[Begin Data supplied]

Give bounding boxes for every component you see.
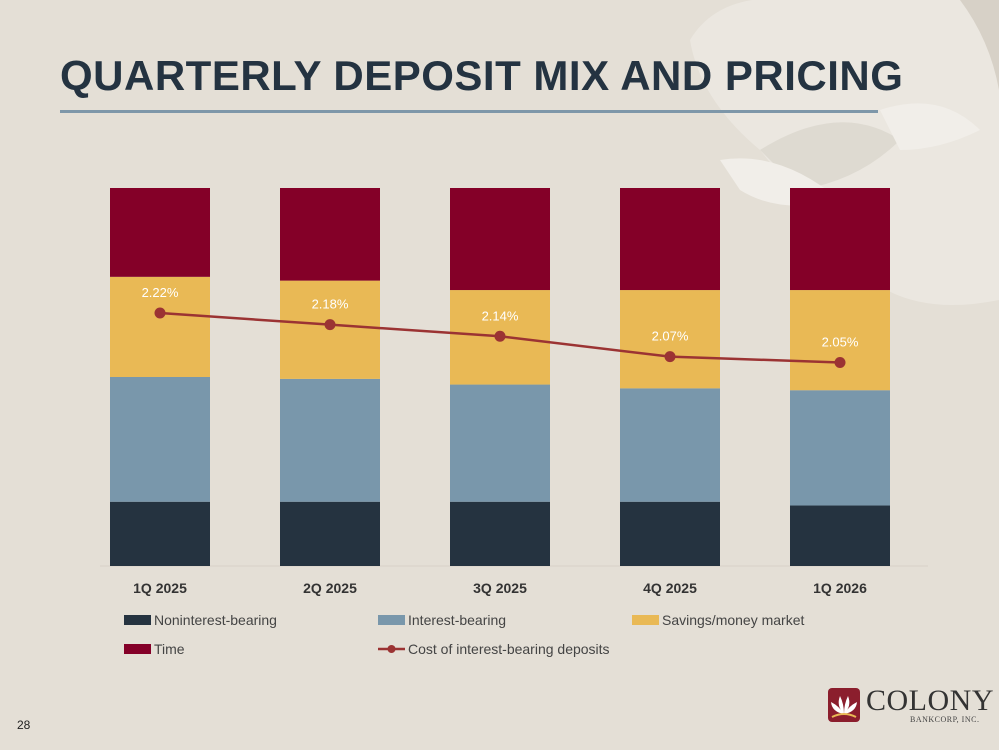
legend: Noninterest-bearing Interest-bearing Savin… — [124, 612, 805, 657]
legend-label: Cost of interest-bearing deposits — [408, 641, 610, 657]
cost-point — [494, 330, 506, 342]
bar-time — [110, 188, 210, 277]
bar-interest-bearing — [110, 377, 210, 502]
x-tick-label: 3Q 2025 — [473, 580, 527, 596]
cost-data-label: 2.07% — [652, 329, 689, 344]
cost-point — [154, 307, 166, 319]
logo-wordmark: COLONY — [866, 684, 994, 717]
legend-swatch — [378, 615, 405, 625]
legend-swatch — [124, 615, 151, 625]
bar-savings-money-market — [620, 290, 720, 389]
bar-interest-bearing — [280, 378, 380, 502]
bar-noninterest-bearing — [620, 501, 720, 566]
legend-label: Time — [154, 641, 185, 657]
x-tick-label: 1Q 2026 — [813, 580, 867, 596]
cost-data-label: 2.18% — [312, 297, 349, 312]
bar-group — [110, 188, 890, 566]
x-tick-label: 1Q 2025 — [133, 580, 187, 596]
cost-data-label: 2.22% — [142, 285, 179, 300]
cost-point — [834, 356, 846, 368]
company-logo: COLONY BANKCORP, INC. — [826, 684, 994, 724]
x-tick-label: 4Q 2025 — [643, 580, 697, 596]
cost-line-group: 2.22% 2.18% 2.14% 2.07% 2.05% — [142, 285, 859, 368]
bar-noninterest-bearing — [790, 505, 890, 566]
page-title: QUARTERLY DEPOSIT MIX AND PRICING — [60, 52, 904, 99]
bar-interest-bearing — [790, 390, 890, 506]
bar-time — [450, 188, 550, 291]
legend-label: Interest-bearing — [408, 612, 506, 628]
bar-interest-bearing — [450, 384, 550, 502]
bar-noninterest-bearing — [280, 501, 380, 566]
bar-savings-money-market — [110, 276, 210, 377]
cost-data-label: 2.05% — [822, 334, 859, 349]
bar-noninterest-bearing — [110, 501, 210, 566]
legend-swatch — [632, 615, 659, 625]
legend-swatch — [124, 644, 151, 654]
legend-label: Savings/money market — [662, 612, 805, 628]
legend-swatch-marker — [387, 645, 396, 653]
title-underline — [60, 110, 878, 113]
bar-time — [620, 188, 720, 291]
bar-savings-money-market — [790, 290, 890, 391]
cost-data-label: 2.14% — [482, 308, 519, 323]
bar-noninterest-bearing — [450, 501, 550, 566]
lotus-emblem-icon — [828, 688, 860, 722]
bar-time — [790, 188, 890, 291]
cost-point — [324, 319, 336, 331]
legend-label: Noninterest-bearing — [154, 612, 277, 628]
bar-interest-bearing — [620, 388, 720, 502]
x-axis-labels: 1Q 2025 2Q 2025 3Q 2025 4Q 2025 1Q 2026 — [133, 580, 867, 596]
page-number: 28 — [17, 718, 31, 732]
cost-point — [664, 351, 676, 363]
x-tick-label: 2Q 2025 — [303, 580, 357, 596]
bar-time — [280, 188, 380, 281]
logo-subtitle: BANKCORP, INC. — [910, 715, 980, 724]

[End Data supplied]

[Required work]: Reproduce every entry above word for word, omitting the pictures.

[Answer]:
Give bounding boxes for every component you see.
legend: Noninterest-bearing Interest-bearing Savin… — [124, 612, 805, 657]
legend-label: Cost of interest-bearing deposits — [408, 641, 610, 657]
cost-point — [494, 330, 506, 342]
bar-time — [110, 188, 210, 277]
bar-interest-bearing — [110, 377, 210, 502]
x-tick-label: 3Q 2025 — [473, 580, 527, 596]
cost-data-label: 2.07% — [652, 329, 689, 344]
cost-point — [154, 307, 166, 319]
logo-wordmark: COLONY — [866, 684, 994, 717]
legend-swatch — [378, 615, 405, 625]
legend-swatch — [124, 615, 151, 625]
bar-savings-money-market — [620, 290, 720, 389]
bar-interest-bearing — [280, 378, 380, 502]
bar-noninterest-bearing — [620, 501, 720, 566]
legend-label: Time — [154, 641, 185, 657]
x-tick-label: 1Q 2026 — [813, 580, 867, 596]
cost-data-label: 2.18% — [312, 297, 349, 312]
bar-group — [110, 188, 890, 566]
x-tick-label: 1Q 2025 — [133, 580, 187, 596]
cost-data-label: 2.22% — [142, 285, 179, 300]
cost-point — [834, 356, 846, 368]
company-logo: COLONY BANKCORP, INC. — [826, 684, 994, 724]
x-tick-label: 4Q 2025 — [643, 580, 697, 596]
cost-line-group: 2.22% 2.18% 2.14% 2.07% 2.05% — [142, 285, 859, 368]
bar-noninterest-bearing — [790, 505, 890, 566]
page-title: QUARTERLY DEPOSIT MIX AND PRICING — [60, 52, 904, 99]
bar-interest-bearing — [790, 390, 890, 506]
bar-time — [450, 188, 550, 291]
legend-label: Interest-bearing — [408, 612, 506, 628]
bar-interest-bearing — [450, 384, 550, 502]
bar-noninterest-bearing — [280, 501, 380, 566]
bar-savings-money-market — [110, 276, 210, 377]
cost-data-label: 2.05% — [822, 334, 859, 349]
bar-noninterest-bearing — [110, 501, 210, 566]
legend-swatch — [632, 615, 659, 625]
legend-swatch — [124, 644, 151, 654]
legend-label: Savings/money market — [662, 612, 805, 628]
legend-swatch-marker — [387, 645, 396, 653]
title-underline — [60, 110, 878, 113]
bar-time — [620, 188, 720, 291]
bar-savings-money-market — [790, 290, 890, 391]
cost-data-label: 2.14% — [482, 308, 519, 323]
bar-noninterest-bearing — [450, 501, 550, 566]
lotus-emblem-icon — [828, 688, 860, 722]
bar-time — [790, 188, 890, 291]
cost-point — [324, 319, 336, 331]
legend-label: Noninterest-bearing — [154, 612, 277, 628]
bar-interest-bearing — [620, 388, 720, 502]
x-axis-labels: 1Q 2025 2Q 2025 3Q 2025 4Q 2025 1Q 2026 — [133, 580, 867, 596]
page-number: 28 — [17, 718, 31, 732]
cost-point — [664, 351, 676, 363]
x-tick-label: 2Q 2025 — [303, 580, 357, 596]
bar-time — [280, 188, 380, 281]
logo-subtitle: BANKCORP, INC. — [910, 715, 980, 724]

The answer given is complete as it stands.